* WRITTEN INSTRUCTION: Identify each line below that contains the word "para", and copy it out.

:::::

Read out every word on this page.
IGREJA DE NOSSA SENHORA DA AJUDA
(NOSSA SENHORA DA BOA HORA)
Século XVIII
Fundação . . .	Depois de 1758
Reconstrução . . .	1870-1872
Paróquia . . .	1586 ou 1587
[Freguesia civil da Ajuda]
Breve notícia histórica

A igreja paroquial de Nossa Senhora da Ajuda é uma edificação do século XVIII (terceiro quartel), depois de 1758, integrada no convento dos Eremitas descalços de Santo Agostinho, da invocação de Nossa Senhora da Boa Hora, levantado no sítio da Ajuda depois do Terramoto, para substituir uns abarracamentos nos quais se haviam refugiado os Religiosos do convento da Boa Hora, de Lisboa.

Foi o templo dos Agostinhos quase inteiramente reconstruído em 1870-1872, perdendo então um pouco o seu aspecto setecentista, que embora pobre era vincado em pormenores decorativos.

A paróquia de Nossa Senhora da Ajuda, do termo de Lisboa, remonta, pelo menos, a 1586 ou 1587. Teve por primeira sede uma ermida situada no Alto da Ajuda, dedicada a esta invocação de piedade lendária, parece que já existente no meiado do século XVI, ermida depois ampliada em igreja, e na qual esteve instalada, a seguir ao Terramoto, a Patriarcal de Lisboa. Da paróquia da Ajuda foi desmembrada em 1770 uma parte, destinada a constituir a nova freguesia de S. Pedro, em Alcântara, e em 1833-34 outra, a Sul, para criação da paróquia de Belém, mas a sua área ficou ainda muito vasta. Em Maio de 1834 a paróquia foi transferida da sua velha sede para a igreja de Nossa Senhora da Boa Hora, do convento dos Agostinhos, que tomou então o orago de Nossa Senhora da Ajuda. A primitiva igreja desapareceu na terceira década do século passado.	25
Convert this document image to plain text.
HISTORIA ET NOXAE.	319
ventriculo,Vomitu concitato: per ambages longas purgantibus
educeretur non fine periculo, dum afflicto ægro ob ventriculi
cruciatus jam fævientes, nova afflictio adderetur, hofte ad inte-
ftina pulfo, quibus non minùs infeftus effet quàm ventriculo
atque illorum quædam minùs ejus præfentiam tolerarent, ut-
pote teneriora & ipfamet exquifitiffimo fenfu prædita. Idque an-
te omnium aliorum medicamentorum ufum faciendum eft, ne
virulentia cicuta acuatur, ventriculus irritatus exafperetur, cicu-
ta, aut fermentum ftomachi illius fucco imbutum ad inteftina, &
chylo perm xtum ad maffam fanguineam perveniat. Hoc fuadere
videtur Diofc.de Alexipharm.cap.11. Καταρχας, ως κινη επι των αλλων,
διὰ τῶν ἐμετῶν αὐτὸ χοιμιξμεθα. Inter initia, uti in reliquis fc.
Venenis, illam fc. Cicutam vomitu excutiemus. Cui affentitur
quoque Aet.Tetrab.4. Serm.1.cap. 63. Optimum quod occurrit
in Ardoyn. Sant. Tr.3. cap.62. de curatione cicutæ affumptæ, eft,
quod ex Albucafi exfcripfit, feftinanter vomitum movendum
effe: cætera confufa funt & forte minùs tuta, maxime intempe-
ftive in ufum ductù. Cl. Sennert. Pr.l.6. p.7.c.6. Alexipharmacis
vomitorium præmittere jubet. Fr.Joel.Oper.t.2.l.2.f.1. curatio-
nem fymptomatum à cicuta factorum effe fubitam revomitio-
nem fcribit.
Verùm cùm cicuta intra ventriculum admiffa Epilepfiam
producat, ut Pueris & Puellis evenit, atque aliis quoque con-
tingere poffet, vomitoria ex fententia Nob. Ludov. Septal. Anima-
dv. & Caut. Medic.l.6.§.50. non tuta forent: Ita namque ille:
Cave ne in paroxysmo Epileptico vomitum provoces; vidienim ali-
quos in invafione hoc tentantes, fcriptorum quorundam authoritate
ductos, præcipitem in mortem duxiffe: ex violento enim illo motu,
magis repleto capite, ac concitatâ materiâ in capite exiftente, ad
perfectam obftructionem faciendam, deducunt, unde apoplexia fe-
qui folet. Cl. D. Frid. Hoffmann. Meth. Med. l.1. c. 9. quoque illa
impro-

:::::

* OUTPUT BELOW:
A igreja paroquial de Nossa Senhora da Ajuda é uma edificação do século XVIII (terceiro quartel), depois de 1758, integrada no convento dos Eremitas descalços de Santo Agostinho, da invocação de Nossa Senhora da Boa Hora, levantado no sítio da Ajuda depois do Terramoto, para substituir uns abarracamentos nos quais se haviam refugiado os Religiosos do convento da Boa Hora, de Lisboa.
A paróquia de Nossa Senhora da Ajuda, do termo de Lisboa, remonta, pelo menos, a 1586 ou 1587. Teve por primeira sede uma ermida situada no Alto da Ajuda, dedicada a esta invocação de piedade lendária, parece que já existente no meiado do século XVI, ermida depois ampliada em igreja, e na qual esteve instalada, a seguir ao Terramoto, a Patriarcal de Lisboa. Da paróquia da Ajuda foi desmembrada em 1770 uma parte, destinada a constituir a nova freguesia de S. Pedro, em Alcântara, e em 1833-34 outra, a Sul, para criação da paróquia de Belém, mas a sua área ficou ainda muito vasta. Em Maio de 1834 a paróquia foi transferida da sua velha sede para a igreja de Nossa Senhora da Boa Hora, do convento dos Agostinhos, que tomou então o orago de Nossa Senhora da Ajuda. A primitiva igreja desapareceu na terceira década do século passado.	25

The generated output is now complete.